## EXERCISE AIM
Write out the whole listing again, exactly as given.

## DATASET RECORDS
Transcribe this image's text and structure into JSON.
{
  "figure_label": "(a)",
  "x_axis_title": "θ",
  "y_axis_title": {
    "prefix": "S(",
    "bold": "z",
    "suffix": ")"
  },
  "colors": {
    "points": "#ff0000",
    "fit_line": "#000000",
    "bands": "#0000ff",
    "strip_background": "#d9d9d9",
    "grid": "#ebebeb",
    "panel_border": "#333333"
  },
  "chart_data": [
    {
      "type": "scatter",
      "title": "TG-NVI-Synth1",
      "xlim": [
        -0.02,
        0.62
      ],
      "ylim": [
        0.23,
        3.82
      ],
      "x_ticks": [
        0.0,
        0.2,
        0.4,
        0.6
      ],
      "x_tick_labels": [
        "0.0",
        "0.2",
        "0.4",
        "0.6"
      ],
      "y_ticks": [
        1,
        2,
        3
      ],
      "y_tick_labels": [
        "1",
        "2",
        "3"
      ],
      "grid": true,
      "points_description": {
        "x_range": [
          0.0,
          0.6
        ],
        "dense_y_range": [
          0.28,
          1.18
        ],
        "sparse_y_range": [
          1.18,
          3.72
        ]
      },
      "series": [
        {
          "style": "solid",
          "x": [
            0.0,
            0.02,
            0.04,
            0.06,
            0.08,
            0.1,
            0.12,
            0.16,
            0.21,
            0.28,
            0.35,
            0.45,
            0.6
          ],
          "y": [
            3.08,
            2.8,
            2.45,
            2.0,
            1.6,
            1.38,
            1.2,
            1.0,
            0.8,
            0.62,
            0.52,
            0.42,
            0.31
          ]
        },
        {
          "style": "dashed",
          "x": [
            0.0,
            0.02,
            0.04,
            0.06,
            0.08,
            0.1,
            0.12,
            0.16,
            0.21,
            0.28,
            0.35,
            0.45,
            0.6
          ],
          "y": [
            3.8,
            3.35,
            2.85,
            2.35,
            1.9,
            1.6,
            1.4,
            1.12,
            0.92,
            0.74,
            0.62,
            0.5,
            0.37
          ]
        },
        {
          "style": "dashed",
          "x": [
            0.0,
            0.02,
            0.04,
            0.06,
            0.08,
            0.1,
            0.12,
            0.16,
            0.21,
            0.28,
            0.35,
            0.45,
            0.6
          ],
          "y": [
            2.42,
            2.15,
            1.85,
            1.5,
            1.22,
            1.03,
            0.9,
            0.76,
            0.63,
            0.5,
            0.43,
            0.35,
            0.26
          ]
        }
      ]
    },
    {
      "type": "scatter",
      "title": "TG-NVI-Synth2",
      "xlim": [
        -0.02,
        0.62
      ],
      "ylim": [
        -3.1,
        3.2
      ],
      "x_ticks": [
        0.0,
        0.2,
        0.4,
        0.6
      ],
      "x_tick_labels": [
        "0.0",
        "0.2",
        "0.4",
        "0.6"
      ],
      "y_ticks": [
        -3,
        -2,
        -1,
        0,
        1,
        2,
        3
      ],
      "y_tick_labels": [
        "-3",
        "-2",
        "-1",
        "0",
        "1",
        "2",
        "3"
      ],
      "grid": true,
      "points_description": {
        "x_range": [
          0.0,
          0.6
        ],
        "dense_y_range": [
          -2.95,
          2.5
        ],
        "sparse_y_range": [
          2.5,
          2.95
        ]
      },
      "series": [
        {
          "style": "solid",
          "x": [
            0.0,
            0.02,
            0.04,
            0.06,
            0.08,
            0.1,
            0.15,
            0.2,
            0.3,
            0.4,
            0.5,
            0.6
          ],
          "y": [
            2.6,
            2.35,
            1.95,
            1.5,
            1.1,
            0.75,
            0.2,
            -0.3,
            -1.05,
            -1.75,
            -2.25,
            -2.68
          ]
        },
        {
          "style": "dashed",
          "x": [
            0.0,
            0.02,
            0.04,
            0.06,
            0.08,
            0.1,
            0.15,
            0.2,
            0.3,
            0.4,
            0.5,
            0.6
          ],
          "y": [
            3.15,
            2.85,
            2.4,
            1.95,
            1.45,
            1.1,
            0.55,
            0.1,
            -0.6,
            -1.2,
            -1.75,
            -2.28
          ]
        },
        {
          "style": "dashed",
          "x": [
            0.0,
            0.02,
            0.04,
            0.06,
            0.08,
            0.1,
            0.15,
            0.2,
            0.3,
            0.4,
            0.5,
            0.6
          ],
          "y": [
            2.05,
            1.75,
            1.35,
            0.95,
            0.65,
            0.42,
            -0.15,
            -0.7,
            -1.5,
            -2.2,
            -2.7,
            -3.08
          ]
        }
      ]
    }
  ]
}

## ANSWER TO THIS PROBLEM
Transcribe this image's text and structure into JSON.
{
  "figure_label": "(a)",
  "x_axis_title": "θ",
  "y_axis_title": {
    "prefix": "S(",
    "bold": "z",
    "suffix": ")"
  },
  "colors": {
    "points": "#ff0000",
    "fit_line": "#000000",
    "bands": "#0000ff",
    "strip_background": "#d9d9d9",
    "grid": "#ebebeb",
    "panel_border": "#333333"
  },
  "chart_data": [
    {
      "type": "scatter",
      "title": "TG-NVI-Synth1",
      "xlim": [
        -0.02,
        0.62
      ],
      "ylim": [
        0.23,
        3.82
      ],
      "x_ticks": [
        0.0,
        0.2,
        0.4,
        0.6
      ],
      "x_tick_labels": [
        "0.0",
        "0.2",
        "0.4",
        "0.6"
      ],
      "y_ticks": [
        1,
        2,
        3
      ],
      "y_tick_labels": [
        "1",
        "2",
        "3"
      ],
      "grid": true,
      "points_description": {
        "x_range": [
          0.0,
          0.6
        ],
        "dense_y_range": [
          0.28,
          1.18
        ],
        "sparse_y_range": [
          1.18,
          3.72
        ]
      },
      "series": [
        {
          "style": "solid",
          "x": [
            0.0,
            0.02,
            0.04,
            0.06,
            0.08,
            0.1,
            0.12,
            0.16,
            0.21,
            0.28,
            0.35,
            0.45,
            0.6
          ],
          "y": [
            3.08,
            2.8,
            2.45,
            2.0,
            1.6,
            1.38,
            1.2,
            1.0,
            0.8,
            0.62,
            0.52,
            0.42,
            0.31
          ]
        },
        {
          "style": "dashed",
          "x": [
            0.0,
            0.02,
            0.04,
            0.06,
            0.08,
            0.1,
            0.12,
            0.16,
            0.21,
            0.28,
            0.35,
            0.45,
            0.6
          ],
          "y": [
            3.8,
            3.35,
            2.85,
            2.35,
            1.9,
            1.6,
            1.4,
            1.12,
            0.92,
            0.74,
            0.62,
            0.5,
            0.37
          ]
        },
        {
          "style": "dashed",
          "x": [
            0.0,
            0.02,
            0.04,
            0.06,
            0.08,
            0.1,
            0.12,
            0.16,
            0.21,
            0.28,
            0.35,
            0.45,
            0.6
          ],
          "y": [
            2.42,
            2.15,
            1.85,
            1.5,
            1.22,
            1.03,
            0.9,
            0.76,
            0.63,
            0.5,
            0.43,
            0.35,
            0.26
          ]
        }
      ]
    },
    {
      "type": "scatter",
      "title": "TG-NVI-Synth2",
      "xlim": [
        -0.02,
        0.62
      ],
      "ylim": [
        -3.1,
        3.2
      ],
      "x_ticks": [
        0.0,
        0.2,
        0.4,
        0.6
      ],
      "x_tick_labels": [
        "0.0",
        "0.2",
        "0.4",
        "0.6"
      ],
      "y_ticks": [
        -3,
        -2,
        -1,
        0,
        1,
        2,
        3
      ],
      "y_tick_labels": [
        "-3",
        "-2",
        "-1",
        "0",
        "1",
        "2",
        "3"
      ],
      "grid": true,
      "points_description": {
        "x_range": [
          0.0,
          0.6
        ],
        "dense_y_range": [
          -2.95,
          2.5
        ],
        "sparse_y_range": [
          2.5,
          2.95
        ]
      },
      "series": [
        {
          "style": "solid",
          "x": [
            0.0,
            0.02,
            0.04,
            0.06,
            0.08,
            0.1,
            0.15,
            0.2,
            0.3,
            0.4,
            0.5,
            0.6
          ],
          "y": [
            2.6,
            2.35,
            1.95,
            1.5,
            1.1,
            0.75,
            0.2,
            -0.3,
            -1.05,
            -1.75,
            -2.25,
            -2.68
          ]
        },
        {
          "style": "dashed",
          "x": [
            0.0,
            0.02,
            0.04,
            0.06,
            0.08,
            0.1,
            0.15,
            0.2,
            0.3,
            0.4,
            0.5,
            0.6
          ],
          "y": [
            3.15,
            2.85,
            2.4,
            1.95,
            1.45,
            1.1,
            0.55,
            0.1,
            -0.6,
            -1.2,
            -1.75,
            -2.28
          ]
        },
        {
          "style": "dashed",
          "x": [
            0.0,
            0.02,
            0.04,
            0.06,
            0.08,
            0.1,
            0.15,
            0.2,
            0.3,
            0.4,
            0.5,
            0.6
          ],
          "y": [
            2.05,
            1.75,
            1.35,
            0.95,
            0.65,
            0.42,
            -0.15,
            -0.7,
            -1.5,
            -2.2,
            -2.7,
            -3.08
          ]
        }
      ]
    }
  ]
}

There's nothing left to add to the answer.